▶ _Problem_
Report the total number of lines that include the string "name", without any other text.

□ □ □ □ □ □ □

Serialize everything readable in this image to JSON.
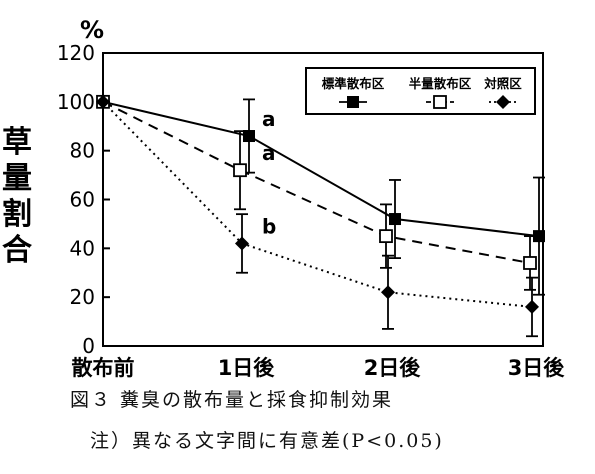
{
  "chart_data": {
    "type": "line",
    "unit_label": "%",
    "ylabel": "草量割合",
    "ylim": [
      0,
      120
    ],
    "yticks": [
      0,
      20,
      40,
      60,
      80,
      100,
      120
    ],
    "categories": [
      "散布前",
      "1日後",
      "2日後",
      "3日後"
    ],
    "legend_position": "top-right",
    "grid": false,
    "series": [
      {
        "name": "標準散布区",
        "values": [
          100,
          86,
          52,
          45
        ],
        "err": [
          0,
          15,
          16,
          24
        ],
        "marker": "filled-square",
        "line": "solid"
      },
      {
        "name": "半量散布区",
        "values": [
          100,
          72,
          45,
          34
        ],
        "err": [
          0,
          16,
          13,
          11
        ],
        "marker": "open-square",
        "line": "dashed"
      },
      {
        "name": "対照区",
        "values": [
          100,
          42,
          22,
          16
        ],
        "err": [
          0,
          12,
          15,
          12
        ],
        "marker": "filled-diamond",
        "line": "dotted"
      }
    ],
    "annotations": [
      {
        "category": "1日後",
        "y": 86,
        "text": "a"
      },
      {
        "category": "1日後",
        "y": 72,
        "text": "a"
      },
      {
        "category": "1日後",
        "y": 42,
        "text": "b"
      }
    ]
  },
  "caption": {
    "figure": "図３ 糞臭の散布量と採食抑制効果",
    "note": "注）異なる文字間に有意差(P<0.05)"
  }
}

□ □ □ □ □ □ □

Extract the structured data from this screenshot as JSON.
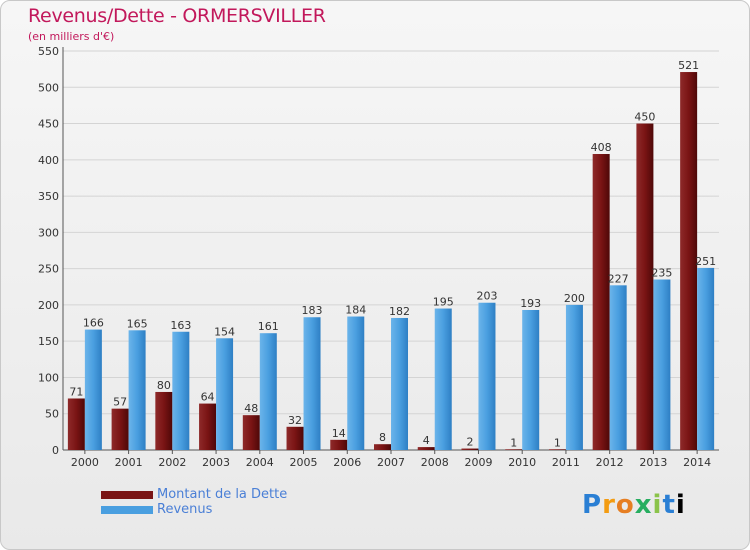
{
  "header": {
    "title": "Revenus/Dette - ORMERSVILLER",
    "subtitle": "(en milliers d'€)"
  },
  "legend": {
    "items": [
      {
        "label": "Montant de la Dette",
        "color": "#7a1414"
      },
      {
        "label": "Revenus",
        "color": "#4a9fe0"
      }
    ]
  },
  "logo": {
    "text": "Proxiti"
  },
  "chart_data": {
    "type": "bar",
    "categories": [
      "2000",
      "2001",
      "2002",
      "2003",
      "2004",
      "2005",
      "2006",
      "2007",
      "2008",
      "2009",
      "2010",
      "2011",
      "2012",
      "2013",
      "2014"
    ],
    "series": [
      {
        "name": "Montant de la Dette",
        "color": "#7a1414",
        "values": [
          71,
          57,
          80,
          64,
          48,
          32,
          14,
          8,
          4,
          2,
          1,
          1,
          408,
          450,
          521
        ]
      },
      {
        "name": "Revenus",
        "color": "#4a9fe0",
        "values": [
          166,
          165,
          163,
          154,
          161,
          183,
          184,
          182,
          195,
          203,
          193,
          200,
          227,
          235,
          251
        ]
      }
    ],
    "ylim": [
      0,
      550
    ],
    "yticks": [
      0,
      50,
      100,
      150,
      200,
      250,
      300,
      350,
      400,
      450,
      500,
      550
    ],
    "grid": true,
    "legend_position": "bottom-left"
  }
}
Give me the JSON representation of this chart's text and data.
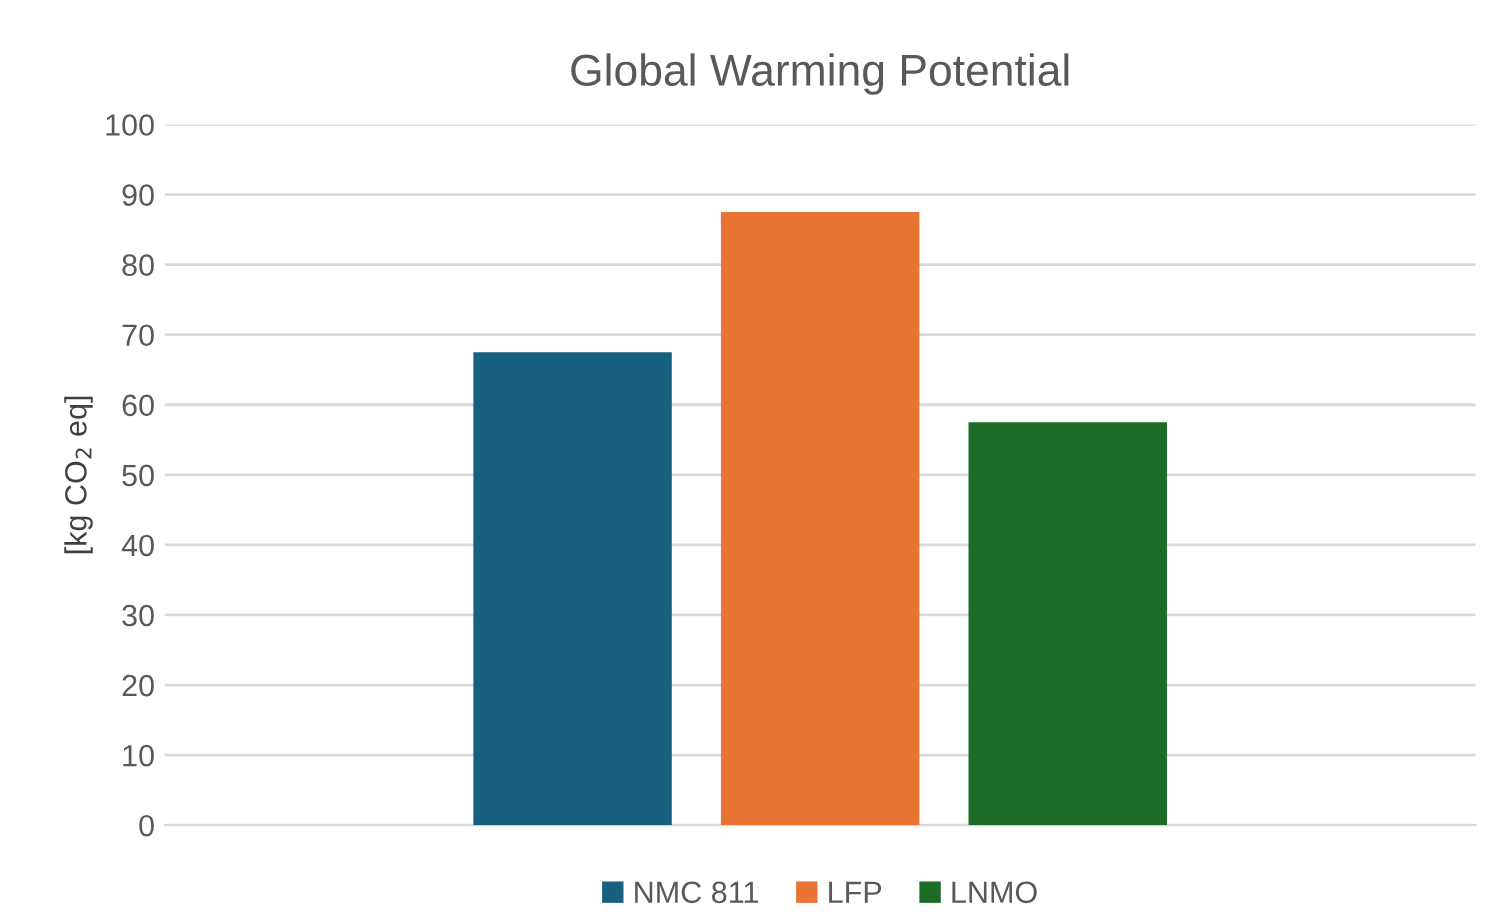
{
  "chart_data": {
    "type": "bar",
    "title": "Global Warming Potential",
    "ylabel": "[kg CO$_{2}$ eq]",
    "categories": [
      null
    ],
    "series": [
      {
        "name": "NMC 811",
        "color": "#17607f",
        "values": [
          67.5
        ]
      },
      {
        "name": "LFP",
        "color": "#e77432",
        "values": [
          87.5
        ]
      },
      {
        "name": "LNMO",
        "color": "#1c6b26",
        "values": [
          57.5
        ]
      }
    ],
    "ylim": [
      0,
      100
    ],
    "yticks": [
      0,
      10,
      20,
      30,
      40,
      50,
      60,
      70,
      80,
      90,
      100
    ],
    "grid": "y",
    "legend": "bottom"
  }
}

□ □ □ □ □ □ □

▶ _Written reply_
8